Every line with the word "Figure" in it should be extracted from the data that follows.

SUPPLIED DATA:
[Begin]

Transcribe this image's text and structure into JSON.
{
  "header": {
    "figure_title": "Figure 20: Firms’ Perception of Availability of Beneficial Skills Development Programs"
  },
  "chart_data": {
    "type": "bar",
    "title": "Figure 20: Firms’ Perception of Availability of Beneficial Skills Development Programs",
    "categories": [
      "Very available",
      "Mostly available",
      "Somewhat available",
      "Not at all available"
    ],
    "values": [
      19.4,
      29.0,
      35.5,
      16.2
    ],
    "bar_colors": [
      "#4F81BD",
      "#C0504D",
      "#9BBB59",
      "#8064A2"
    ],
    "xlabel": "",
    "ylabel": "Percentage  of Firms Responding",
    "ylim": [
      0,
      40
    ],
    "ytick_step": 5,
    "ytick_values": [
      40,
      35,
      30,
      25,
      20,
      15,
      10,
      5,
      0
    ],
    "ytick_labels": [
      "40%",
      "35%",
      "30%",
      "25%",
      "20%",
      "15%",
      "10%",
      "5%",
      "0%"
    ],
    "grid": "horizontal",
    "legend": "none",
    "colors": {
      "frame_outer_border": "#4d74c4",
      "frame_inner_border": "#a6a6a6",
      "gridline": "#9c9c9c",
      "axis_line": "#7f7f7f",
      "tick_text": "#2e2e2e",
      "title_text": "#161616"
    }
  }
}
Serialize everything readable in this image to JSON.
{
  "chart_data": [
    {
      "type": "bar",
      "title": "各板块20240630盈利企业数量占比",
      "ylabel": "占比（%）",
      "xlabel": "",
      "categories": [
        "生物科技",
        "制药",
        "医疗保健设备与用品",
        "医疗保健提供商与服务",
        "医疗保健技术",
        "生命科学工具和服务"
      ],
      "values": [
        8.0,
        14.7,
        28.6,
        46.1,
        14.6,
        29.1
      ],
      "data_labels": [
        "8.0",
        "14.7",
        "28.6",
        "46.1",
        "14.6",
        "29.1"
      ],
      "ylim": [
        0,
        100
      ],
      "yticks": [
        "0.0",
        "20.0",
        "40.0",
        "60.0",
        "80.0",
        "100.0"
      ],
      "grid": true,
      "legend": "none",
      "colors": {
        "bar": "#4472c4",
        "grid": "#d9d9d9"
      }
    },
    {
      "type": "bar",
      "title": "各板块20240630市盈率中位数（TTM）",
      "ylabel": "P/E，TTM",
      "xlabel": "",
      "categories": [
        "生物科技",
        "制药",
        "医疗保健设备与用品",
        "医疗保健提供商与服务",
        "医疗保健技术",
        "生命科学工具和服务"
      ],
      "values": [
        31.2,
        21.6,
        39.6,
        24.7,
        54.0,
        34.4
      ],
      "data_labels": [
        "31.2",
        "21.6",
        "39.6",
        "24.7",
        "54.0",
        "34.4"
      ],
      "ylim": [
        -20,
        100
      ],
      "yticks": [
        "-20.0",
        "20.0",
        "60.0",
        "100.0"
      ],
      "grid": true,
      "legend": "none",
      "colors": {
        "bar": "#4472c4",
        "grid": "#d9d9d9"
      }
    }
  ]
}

[End]

COMPLETE OUTPUT:
    "figure_title": "Figure 20: Firms’ Perception of Availability of Beneficial Skills Development Programs"
    "title": "Figure 20: Firms’ Perception of Availability of Beneficial Skills Development Programs",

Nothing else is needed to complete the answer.